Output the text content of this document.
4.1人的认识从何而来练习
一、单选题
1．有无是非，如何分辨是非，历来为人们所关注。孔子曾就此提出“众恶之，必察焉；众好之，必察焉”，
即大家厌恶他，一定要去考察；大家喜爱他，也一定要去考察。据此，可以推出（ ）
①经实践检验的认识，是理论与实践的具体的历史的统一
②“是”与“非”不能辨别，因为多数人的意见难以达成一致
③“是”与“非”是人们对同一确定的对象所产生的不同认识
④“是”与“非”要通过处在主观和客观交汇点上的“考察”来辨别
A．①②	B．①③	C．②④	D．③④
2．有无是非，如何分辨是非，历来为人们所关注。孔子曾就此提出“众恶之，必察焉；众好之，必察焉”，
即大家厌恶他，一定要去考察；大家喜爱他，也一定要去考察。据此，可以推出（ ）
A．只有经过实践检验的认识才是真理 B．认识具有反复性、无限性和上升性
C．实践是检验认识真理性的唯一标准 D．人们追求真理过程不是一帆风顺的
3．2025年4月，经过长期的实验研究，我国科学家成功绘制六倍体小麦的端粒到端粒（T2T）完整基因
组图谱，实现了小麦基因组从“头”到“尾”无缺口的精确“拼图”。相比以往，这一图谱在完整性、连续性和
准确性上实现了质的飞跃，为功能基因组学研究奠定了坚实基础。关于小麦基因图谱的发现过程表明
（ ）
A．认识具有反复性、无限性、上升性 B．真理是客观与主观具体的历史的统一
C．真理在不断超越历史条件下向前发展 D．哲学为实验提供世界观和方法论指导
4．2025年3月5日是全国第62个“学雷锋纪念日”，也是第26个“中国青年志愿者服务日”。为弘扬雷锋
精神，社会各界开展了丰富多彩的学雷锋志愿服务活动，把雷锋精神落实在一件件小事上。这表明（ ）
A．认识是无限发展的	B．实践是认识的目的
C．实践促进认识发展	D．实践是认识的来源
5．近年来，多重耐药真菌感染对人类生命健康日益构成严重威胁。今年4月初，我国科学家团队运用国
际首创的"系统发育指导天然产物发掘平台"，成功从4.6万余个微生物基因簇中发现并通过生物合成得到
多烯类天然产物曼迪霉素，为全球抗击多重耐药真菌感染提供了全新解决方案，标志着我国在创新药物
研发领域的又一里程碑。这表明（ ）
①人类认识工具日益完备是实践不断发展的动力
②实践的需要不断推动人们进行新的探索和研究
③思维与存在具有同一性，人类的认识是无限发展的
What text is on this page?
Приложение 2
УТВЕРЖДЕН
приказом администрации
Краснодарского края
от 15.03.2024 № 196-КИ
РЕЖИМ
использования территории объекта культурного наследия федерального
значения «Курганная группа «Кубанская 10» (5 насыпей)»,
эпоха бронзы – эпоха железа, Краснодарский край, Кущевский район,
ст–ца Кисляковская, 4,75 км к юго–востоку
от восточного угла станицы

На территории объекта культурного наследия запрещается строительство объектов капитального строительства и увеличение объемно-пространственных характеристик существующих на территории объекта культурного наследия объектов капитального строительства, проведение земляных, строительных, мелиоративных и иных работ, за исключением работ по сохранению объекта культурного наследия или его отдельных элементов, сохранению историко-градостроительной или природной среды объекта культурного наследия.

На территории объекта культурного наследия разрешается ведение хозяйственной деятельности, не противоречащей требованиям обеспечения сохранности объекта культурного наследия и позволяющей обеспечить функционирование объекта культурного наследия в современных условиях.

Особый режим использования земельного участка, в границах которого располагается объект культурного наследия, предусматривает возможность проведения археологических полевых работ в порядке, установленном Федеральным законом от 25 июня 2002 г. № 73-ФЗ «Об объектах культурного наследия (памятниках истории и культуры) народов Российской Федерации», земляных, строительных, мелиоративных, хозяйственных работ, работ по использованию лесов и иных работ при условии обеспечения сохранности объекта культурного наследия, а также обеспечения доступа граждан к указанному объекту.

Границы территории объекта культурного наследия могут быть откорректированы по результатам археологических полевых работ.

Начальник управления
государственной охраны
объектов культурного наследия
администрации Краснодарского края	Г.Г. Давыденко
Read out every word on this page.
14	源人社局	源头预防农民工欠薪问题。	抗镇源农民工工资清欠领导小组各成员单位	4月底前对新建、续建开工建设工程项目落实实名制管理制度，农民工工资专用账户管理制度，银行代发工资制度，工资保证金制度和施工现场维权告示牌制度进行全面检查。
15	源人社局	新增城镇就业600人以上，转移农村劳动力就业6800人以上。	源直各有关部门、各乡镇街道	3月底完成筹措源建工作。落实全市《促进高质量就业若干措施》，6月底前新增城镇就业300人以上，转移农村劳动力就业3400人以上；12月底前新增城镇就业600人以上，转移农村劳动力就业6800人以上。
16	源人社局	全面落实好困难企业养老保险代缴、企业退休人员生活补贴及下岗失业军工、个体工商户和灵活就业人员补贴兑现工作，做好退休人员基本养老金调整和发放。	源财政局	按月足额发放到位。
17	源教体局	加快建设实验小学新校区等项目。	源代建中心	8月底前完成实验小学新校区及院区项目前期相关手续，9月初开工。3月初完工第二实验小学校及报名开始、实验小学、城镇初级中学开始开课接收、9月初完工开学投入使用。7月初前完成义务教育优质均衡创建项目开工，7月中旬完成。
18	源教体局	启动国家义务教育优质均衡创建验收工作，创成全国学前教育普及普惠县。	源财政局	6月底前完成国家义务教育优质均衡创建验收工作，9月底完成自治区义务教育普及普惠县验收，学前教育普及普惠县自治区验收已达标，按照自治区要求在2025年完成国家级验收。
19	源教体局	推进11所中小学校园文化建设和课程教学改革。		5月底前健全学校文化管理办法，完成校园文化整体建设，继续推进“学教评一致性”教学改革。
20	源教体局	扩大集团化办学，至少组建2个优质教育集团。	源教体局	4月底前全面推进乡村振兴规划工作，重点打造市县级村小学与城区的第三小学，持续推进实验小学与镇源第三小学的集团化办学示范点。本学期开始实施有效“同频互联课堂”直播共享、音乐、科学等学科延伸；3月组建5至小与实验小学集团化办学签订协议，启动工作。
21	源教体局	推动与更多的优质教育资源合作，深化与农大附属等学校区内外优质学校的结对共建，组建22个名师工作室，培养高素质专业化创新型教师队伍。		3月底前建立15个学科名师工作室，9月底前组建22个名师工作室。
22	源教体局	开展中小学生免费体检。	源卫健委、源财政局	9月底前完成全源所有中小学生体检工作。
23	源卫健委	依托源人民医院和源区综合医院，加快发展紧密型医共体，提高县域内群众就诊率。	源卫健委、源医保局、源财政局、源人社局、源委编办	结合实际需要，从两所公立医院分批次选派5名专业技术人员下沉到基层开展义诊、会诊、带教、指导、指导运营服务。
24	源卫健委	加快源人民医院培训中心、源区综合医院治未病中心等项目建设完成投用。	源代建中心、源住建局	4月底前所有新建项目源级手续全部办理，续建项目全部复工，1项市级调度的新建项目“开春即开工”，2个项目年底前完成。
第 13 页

######

• [What the task requires] Gather each line of the listing that holds the string "Краснодарского".

• [Exercise output]
Краснодарского края
администрации Краснодарского края	Г.Г. Давыденко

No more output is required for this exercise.